§ **Written request**: Copy out all the data, word for word.

§ **Records for the task**:
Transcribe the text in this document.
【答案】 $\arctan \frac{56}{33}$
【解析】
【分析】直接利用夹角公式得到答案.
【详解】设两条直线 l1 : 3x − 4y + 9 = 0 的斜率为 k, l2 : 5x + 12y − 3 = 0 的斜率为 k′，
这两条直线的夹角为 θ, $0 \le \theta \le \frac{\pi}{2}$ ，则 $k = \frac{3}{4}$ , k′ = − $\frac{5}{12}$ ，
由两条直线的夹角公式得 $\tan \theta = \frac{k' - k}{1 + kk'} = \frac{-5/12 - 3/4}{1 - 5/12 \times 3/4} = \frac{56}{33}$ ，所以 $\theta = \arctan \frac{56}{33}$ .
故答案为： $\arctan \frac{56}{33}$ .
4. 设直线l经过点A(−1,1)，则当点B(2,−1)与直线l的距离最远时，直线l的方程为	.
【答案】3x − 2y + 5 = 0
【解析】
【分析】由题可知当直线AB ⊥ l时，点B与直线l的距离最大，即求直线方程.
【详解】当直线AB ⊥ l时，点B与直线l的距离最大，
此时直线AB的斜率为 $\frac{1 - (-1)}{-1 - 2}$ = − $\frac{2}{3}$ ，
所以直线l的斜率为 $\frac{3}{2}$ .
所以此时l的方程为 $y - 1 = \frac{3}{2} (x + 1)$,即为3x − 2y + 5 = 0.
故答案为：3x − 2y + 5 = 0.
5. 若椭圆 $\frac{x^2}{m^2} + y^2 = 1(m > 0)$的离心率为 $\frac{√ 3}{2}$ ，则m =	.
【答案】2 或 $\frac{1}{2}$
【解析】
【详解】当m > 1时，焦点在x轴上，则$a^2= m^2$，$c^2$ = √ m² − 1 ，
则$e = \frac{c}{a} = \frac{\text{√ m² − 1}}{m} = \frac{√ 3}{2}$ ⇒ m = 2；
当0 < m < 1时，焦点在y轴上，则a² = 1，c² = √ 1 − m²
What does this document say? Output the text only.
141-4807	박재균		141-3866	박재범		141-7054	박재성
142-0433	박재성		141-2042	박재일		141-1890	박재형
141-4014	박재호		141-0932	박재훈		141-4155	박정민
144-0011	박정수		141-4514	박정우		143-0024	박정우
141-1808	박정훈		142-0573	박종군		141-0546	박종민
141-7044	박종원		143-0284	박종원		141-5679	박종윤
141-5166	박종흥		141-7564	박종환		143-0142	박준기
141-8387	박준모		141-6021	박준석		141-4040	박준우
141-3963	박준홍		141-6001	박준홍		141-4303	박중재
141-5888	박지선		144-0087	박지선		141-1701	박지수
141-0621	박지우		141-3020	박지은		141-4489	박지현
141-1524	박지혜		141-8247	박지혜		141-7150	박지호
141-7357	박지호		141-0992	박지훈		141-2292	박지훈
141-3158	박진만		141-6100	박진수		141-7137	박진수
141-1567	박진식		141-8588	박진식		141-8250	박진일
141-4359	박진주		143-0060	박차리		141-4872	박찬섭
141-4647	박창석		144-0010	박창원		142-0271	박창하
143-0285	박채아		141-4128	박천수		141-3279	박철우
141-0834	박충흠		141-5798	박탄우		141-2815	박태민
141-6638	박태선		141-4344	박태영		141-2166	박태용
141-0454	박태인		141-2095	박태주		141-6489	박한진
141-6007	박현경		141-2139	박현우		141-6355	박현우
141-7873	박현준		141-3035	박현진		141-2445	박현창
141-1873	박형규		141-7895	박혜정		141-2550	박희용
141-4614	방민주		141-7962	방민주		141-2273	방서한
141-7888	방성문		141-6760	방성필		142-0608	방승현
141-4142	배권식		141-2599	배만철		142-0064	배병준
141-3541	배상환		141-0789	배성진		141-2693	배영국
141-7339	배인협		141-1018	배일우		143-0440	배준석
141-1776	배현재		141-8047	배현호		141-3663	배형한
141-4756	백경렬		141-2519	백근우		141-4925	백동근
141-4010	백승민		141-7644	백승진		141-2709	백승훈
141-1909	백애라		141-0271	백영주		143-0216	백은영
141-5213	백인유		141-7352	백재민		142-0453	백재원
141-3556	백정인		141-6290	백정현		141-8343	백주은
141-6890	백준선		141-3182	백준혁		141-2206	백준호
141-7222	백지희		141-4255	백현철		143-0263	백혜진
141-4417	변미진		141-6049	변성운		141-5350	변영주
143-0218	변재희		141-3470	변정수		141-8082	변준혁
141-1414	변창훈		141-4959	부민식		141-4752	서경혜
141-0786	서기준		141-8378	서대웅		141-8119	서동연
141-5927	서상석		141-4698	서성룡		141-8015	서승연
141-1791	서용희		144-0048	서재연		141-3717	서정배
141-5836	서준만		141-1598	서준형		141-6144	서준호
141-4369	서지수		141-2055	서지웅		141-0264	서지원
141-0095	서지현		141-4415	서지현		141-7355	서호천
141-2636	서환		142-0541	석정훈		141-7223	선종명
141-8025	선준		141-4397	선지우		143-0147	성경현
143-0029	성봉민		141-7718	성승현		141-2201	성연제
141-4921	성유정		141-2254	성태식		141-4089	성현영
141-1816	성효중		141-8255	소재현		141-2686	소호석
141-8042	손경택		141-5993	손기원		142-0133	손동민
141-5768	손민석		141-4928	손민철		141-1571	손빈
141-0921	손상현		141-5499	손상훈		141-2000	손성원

§ **Answer to the task**:
Transcribe the text in this document.
【答案】 $\arctan \frac{56}{33}$
【解析】
【分析】直接利用夹角公式得到答案.
【详解】设两条直线 l1 : 3x − 4y + 9 = 0 的斜率为 k, l2 : 5x + 12y − 3 = 0 的斜率为 k′，
这两条直线的夹角为 θ, $0 \le \theta \le \frac{\pi}{2}$ ，则 $k = \frac{3}{4}$ , k′ = − $\frac{5}{12}$ ，
由两条直线的夹角公式得 $\tan \theta = \frac{k' - k}{1 + kk'} = \frac{-5/12 - 3/4}{1 - 5/12 \times 3/4} = \frac{56}{33}$ ，所以 $\theta = \arctan \frac{56}{33}$ .
故答案为： $\arctan \frac{56}{33}$ .
4. 设直线l经过点A(−1,1)，则当点B(2,−1)与直线l的距离最远时，直线l的方程为	.
【答案】3x − 2y + 5 = 0
【解析】
【分析】由题可知当直线AB ⊥ l时，点B与直线l的距离最大，即求直线方程.
【详解】当直线AB ⊥ l时，点B与直线l的距离最大，
此时直线AB的斜率为 $\frac{1 - (-1)}{-1 - 2}$ = − $\frac{2}{3}$ ，
所以直线l的斜率为 $\frac{3}{2}$ .
所以此时l的方程为 $y - 1 = \frac{3}{2} (x + 1)$,即为3x − 2y + 5 = 0.
故答案为：3x − 2y + 5 = 0.
5. 若椭圆 $\frac{x^2}{m^2} + y^2 = 1(m > 0)$的离心率为 $\frac{√ 3}{2}$ ，则m =	.
【答案】2 或 $\frac{1}{2}$
【解析】
【详解】当m > 1时，焦点在x轴上，则$a^2= m^2$，$c^2$ = √ m² − 1 ，
则$e = \frac{c}{a} = \frac{\text{√ m² − 1}}{m} = \frac{√ 3}{2}$ ⇒ m = 2；
当0 < m < 1时，焦点在y轴上，则a² = 1，c² = √ 1 − m²
What does this document say? Output the text only.
141-4807	박재균		141-3866	박재범		141-7054	박재성
142-0433	박재성		141-2042	박재일		141-1890	박재형
141-4014	박재호		141-0932	박재훈		141-4155	박정민
144-0011	박정수		141-4514	박정우		143-0024	박정우
141-1808	박정훈		142-0573	박종군		141-0546	박종민
141-7044	박종원		143-0284	박종원		141-5679	박종윤
141-5166	박종흥		141-7564	박종환		143-0142	박준기
141-8387	박준모		141-6021	박준석		141-4040	박준우
141-3963	박준홍		141-6001	박준홍		141-4303	박중재
141-5888	박지선		144-0087	박지선		141-1701	박지수
141-0621	박지우		141-3020	박지은		141-4489	박지현
141-1524	박지혜		141-8247	박지혜		141-7150	박지호
141-7357	박지호		141-0992	박지훈		141-2292	박지훈
141-3158	박진만		141-6100	박진수		141-7137	박진수
141-1567	박진식		141-8588	박진식		141-8250	박진일
141-4359	박진주		143-0060	박차리		141-4872	박찬섭
141-4647	박창석		144-0010	박창원		142-0271	박창하
143-0285	박채아		141-4128	박천수		141-3279	박철우
141-0834	박충흠		141-5798	박탄우		141-2815	박태민
141-6638	박태선		141-4344	박태영		141-2166	박태용
141-0454	박태인		141-2095	박태주		141-6489	박한진
141-6007	박현경		141-2139	박현우		141-6355	박현우
141-7873	박현준		141-3035	박현진		141-2445	박현창
141-1873	박형규		141-7895	박혜정		141-2550	박희용
141-4614	방민주		141-7962	방민주		141-2273	방서한
141-7888	방성문		141-6760	방성필		142-0608	방승현
141-4142	배권식		141-2599	배만철		142-0064	배병준
141-3541	배상환		141-0789	배성진		141-2693	배영국
141-7339	배인협		141-1018	배일우		143-0440	배준석
141-1776	배현재		141-8047	배현호		141-3663	배형한
141-4756	백경렬		141-2519	백근우		141-4925	백동근
141-4010	백승민		141-7644	백승진		141-2709	백승훈
141-1909	백애라		141-0271	백영주		143-0216	백은영
141-5213	백인유		141-7352	백재민		142-0453	백재원
141-3556	백정인		141-6290	백정현		141-8343	백주은
141-6890	백준선		141-3182	백준혁		141-2206	백준호
141-7222	백지희		141-4255	백현철		143-0263	백혜진
141-4417	변미진		141-6049	변성운		141-5350	변영주
143-0218	변재희		141-3470	변정수		141-8082	변준혁
141-1414	변창훈		141-4959	부민식		141-4752	서경혜
141-0786	서기준		141-8378	서대웅		141-8119	서동연
141-5927	서상석		141-4698	서성룡		141-8015	서승연
141-1791	서용희		144-0048	서재연		141-3717	서정배
141-5836	서준만		141-1598	서준형		141-6144	서준호
141-4369	서지수		141-2055	서지웅		141-0264	서지원
141-0095	서지현		141-4415	서지현		141-7355	서호천
141-2636	서환		142-0541	석정훈		141-7223	선종명
141-8025	선준		141-4397	선지우		143-0147	성경현
143-0029	성봉민		141-7718	성승현		141-2201	성연제
141-4921	성유정		141-2254	성태식		141-4089	성현영
141-1816	성효중		141-8255	소재현		141-2686	소호석
141-8042	손경택		141-5993	손기원		142-0133	손동민
141-5768	손민석		141-4928	손민철		141-1571	손빈
141-0921	손상현		141-5499	손상훈		141-2000	손성원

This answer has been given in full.